─── Record list
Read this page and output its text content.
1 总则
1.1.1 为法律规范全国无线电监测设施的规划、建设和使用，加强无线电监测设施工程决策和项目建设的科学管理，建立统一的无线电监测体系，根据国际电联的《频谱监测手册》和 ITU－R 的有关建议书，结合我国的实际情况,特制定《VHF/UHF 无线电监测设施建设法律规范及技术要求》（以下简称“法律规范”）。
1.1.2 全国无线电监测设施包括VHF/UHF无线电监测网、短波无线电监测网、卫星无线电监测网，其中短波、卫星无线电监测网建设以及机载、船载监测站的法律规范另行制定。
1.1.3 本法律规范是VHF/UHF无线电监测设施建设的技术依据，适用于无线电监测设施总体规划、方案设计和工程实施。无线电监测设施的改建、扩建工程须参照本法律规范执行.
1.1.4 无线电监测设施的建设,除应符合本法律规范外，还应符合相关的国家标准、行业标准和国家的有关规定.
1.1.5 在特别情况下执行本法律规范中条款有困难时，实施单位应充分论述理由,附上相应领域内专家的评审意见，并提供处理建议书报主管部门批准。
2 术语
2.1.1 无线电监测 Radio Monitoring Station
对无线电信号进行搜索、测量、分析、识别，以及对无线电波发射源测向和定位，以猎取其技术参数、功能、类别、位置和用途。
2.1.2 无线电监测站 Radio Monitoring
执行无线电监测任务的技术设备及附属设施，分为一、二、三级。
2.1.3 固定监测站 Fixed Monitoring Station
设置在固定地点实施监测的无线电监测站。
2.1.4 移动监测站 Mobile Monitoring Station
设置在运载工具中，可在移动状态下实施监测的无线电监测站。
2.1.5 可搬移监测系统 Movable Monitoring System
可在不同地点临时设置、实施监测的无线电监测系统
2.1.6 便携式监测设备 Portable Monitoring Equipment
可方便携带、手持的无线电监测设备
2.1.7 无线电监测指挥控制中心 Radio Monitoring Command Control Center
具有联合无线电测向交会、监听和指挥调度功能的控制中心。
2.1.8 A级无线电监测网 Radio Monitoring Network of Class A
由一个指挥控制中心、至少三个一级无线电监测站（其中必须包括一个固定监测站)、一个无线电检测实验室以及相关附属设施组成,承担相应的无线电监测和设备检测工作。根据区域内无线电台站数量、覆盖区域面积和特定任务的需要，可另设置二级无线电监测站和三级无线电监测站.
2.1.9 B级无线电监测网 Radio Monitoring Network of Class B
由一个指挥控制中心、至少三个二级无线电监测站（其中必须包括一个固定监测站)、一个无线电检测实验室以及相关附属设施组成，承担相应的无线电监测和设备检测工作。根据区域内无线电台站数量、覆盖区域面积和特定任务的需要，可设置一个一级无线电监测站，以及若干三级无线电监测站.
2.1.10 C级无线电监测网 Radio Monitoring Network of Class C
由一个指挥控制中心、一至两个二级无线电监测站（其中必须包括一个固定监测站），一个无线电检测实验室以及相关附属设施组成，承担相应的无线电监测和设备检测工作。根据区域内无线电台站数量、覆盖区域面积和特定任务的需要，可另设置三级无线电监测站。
──────
Stated exercise: Take the lines above and print them exactly.

Task result:
Read this page and output its text content.
1 总则
1.1.1 为法律规范全国无线电监测设施的规划、建设和使用，加强无线电监测设施工程决策和项目建设的科学管理，建立统一的无线电监测体系，根据国际电联的《频谱监测手册》和 ITU－R 的有关建议书，结合我国的实际情况,特制定《VHF/UHF 无线电监测设施建设法律规范及技术要求》（以下简称“法律规范”）。
1.1.2 全国无线电监测设施包括VHF/UHF无线电监测网、短波无线电监测网、卫星无线电监测网，其中短波、卫星无线电监测网建设以及机载、船载监测站的法律规范另行制定。
1.1.3 本法律规范是VHF/UHF无线电监测设施建设的技术依据，适用于无线电监测设施总体规划、方案设计和工程实施。无线电监测设施的改建、扩建工程须参照本法律规范执行.
1.1.4 无线电监测设施的建设,除应符合本法律规范外，还应符合相关的国家标准、行业标准和国家的有关规定.
1.1.5 在特别情况下执行本法律规范中条款有困难时，实施单位应充分论述理由,附上相应领域内专家的评审意见，并提供处理建议书报主管部门批准。
2 术语
2.1.1 无线电监测 Radio Monitoring Station
对无线电信号进行搜索、测量、分析、识别，以及对无线电波发射源测向和定位，以猎取其技术参数、功能、类别、位置和用途。
2.1.2 无线电监测站 Radio Monitoring
执行无线电监测任务的技术设备及附属设施，分为一、二、三级。
2.1.3 固定监测站 Fixed Monitoring Station
设置在固定地点实施监测的无线电监测站。
2.1.4 移动监测站 Mobile Monitoring Station
设置在运载工具中，可在移动状态下实施监测的无线电监测站。
2.1.5 可搬移监测系统 Movable Monitoring System
可在不同地点临时设置、实施监测的无线电监测系统
2.1.6 便携式监测设备 Portable Monitoring Equipment
可方便携带、手持的无线电监测设备
2.1.7 无线电监测指挥控制中心 Radio Monitoring Command Control Center
具有联合无线电测向交会、监听和指挥调度功能的控制中心。
2.1.8 A级无线电监测网 Radio Monitoring Network of Class A
由一个指挥控制中心、至少三个一级无线电监测站（其中必须包括一个固定监测站)、一个无线电检测实验室以及相关附属设施组成,承担相应的无线电监测和设备检测工作。根据区域内无线电台站数量、覆盖区域面积和特定任务的需要，可另设置二级无线电监测站和三级无线电监测站.
2.1.9 B级无线电监测网 Radio Monitoring Network of Class B
由一个指挥控制中心、至少三个二级无线电监测站（其中必须包括一个固定监测站)、一个无线电检测实验室以及相关附属设施组成，承担相应的无线电监测和设备检测工作。根据区域内无线电台站数量、覆盖区域面积和特定任务的需要，可设置一个一级无线电监测站，以及若干三级无线电监测站.
2.1.10 C级无线电监测网 Radio Monitoring Network of Class C
由一个指挥控制中心、一至两个二级无线电监测站（其中必须包括一个固定监测站），一个无线电检测实验室以及相关附属设施组成，承担相应的无线电监测和设备检测工作。根据区域内无线电台站数量、覆盖区域面积和特定任务的需要，可另设置三级无线电监测站。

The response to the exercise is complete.